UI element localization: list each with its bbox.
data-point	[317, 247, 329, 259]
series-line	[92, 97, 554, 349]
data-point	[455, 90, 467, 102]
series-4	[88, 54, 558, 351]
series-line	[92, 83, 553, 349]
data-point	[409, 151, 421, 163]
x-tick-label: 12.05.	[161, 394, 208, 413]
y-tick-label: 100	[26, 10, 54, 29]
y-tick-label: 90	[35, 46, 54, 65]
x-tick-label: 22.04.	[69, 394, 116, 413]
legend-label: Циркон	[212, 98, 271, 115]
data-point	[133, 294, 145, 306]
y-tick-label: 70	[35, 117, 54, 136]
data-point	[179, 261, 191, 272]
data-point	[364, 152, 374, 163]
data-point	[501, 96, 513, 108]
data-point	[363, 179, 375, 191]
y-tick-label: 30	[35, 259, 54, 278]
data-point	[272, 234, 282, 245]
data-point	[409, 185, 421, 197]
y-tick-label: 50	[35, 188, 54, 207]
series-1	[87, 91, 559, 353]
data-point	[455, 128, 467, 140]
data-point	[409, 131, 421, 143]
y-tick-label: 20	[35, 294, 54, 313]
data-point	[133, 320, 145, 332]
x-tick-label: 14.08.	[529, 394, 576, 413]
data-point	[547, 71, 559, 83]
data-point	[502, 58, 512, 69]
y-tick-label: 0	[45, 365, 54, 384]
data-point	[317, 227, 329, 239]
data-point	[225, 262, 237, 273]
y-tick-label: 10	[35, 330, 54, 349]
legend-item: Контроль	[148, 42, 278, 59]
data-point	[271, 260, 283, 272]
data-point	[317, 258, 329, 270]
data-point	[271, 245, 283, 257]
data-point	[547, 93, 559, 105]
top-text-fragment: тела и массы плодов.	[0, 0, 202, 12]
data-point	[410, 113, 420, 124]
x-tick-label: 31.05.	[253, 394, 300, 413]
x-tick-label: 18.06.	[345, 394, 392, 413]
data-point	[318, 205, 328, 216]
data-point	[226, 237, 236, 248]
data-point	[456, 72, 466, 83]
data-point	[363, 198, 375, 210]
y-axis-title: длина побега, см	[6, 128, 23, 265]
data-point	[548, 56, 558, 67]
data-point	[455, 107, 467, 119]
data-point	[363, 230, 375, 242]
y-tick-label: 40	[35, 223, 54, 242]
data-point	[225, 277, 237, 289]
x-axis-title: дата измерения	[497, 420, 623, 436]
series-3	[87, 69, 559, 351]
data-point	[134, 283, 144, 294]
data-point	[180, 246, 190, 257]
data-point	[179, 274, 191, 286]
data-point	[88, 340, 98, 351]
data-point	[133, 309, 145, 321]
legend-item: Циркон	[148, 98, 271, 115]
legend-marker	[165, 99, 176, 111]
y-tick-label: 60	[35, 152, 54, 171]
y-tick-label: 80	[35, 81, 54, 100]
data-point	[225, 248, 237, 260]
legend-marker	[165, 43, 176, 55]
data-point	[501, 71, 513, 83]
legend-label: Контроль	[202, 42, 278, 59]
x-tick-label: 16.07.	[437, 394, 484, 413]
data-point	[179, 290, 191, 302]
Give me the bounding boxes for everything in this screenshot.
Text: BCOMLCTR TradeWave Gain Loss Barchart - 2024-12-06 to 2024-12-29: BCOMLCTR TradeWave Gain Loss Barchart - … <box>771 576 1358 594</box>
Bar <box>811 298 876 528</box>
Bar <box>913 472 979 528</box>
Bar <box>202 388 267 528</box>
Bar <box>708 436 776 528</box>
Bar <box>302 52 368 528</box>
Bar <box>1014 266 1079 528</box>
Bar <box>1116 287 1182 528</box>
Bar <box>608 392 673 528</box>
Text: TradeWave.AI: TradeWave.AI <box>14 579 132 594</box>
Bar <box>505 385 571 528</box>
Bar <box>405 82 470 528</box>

▬▬▬▬▬▬

▸ Prompt: Can you copy out every line of the entries above, character for character, without changing anything?

▸ Full output:
UI element localization: list each with its bbox.
data-point	[317, 247, 329, 259]
series-line	[92, 97, 554, 349]
data-point	[455, 90, 467, 102]
series-4	[88, 54, 558, 351]
series-line	[92, 83, 553, 349]
data-point	[409, 151, 421, 163]
x-tick-label: 12.05.	[161, 394, 208, 413]
y-tick-label: 100	[26, 10, 54, 29]
y-tick-label: 90	[35, 46, 54, 65]
x-tick-label: 22.04.	[69, 394, 116, 413]
legend-label: Циркон	[212, 98, 271, 115]
data-point	[133, 294, 145, 306]
y-tick-label: 70	[35, 117, 54, 136]
data-point	[179, 261, 191, 272]
data-point	[364, 152, 374, 163]
data-point	[501, 96, 513, 108]
data-point	[363, 179, 375, 191]
y-tick-label: 30	[35, 259, 54, 278]
data-point	[272, 234, 282, 245]
data-point	[409, 185, 421, 197]
y-tick-label: 50	[35, 188, 54, 207]
series-1	[87, 91, 559, 353]
data-point	[455, 128, 467, 140]
data-point	[409, 131, 421, 143]
y-tick-label: 20	[35, 294, 54, 313]
data-point	[133, 320, 145, 332]
x-tick-label: 14.08.	[529, 394, 576, 413]
data-point	[547, 71, 559, 83]
data-point	[502, 58, 512, 69]
y-tick-label: 0	[45, 365, 54, 384]
data-point	[317, 227, 329, 239]
data-point	[225, 262, 237, 273]
y-tick-label: 10	[35, 330, 54, 349]
legend-item: Контроль	[148, 42, 278, 59]
data-point	[271, 260, 283, 272]
data-point	[317, 258, 329, 270]
data-point	[271, 245, 283, 257]
data-point	[547, 93, 559, 105]
top-text-fragment: тела и массы плодов.	[0, 0, 202, 12]
data-point	[410, 113, 420, 124]
x-tick-label: 31.05.	[253, 394, 300, 413]
x-tick-label: 18.06.	[345, 394, 392, 413]
data-point	[318, 205, 328, 216]
data-point	[226, 237, 236, 248]
data-point	[456, 72, 466, 83]
data-point	[363, 198, 375, 210]
y-axis-title: длина побега, см	[6, 128, 23, 265]
data-point	[548, 56, 558, 67]
data-point	[455, 107, 467, 119]
data-point	[363, 230, 375, 242]
y-tick-label: 40	[35, 223, 54, 242]
data-point	[225, 277, 237, 289]
x-axis-title: дата измерения	[497, 420, 623, 436]
series-3	[87, 69, 559, 351]
data-point	[134, 283, 144, 294]
data-point	[180, 246, 190, 257]
data-point	[179, 274, 191, 286]
data-point	[88, 340, 98, 351]
data-point	[133, 309, 145, 321]
legend-item: Циркон	[148, 98, 271, 115]
legend-marker	[165, 99, 176, 111]
y-tick-label: 60	[35, 152, 54, 171]
y-tick-label: 80	[35, 81, 54, 100]
data-point	[225, 248, 237, 260]
legend-marker	[165, 43, 176, 55]
data-point	[501, 71, 513, 83]
legend-label: Контроль	[202, 42, 278, 59]
x-tick-label: 16.07.	[437, 394, 484, 413]
data-point	[179, 290, 191, 302]
Give me the bounding boxes for everything in this screenshot.
Text: BCOMLCTR TradeWave Gain Loss Barchart - 2024-12-06 to 2024-12-29: BCOMLCTR TradeWave Gain Loss Barchart - … <box>771 576 1358 594</box>
Bar <box>811 298 876 528</box>
Bar <box>913 472 979 528</box>
Bar <box>202 388 267 528</box>
Bar <box>708 436 776 528</box>
Bar <box>302 52 368 528</box>
Bar <box>1014 266 1079 528</box>
Bar <box>1116 287 1182 528</box>
Bar <box>608 392 673 528</box>
Text: TradeWave.AI: TradeWave.AI <box>14 579 132 594</box>
Bar <box>505 385 571 528</box>
Bar <box>405 82 470 528</box>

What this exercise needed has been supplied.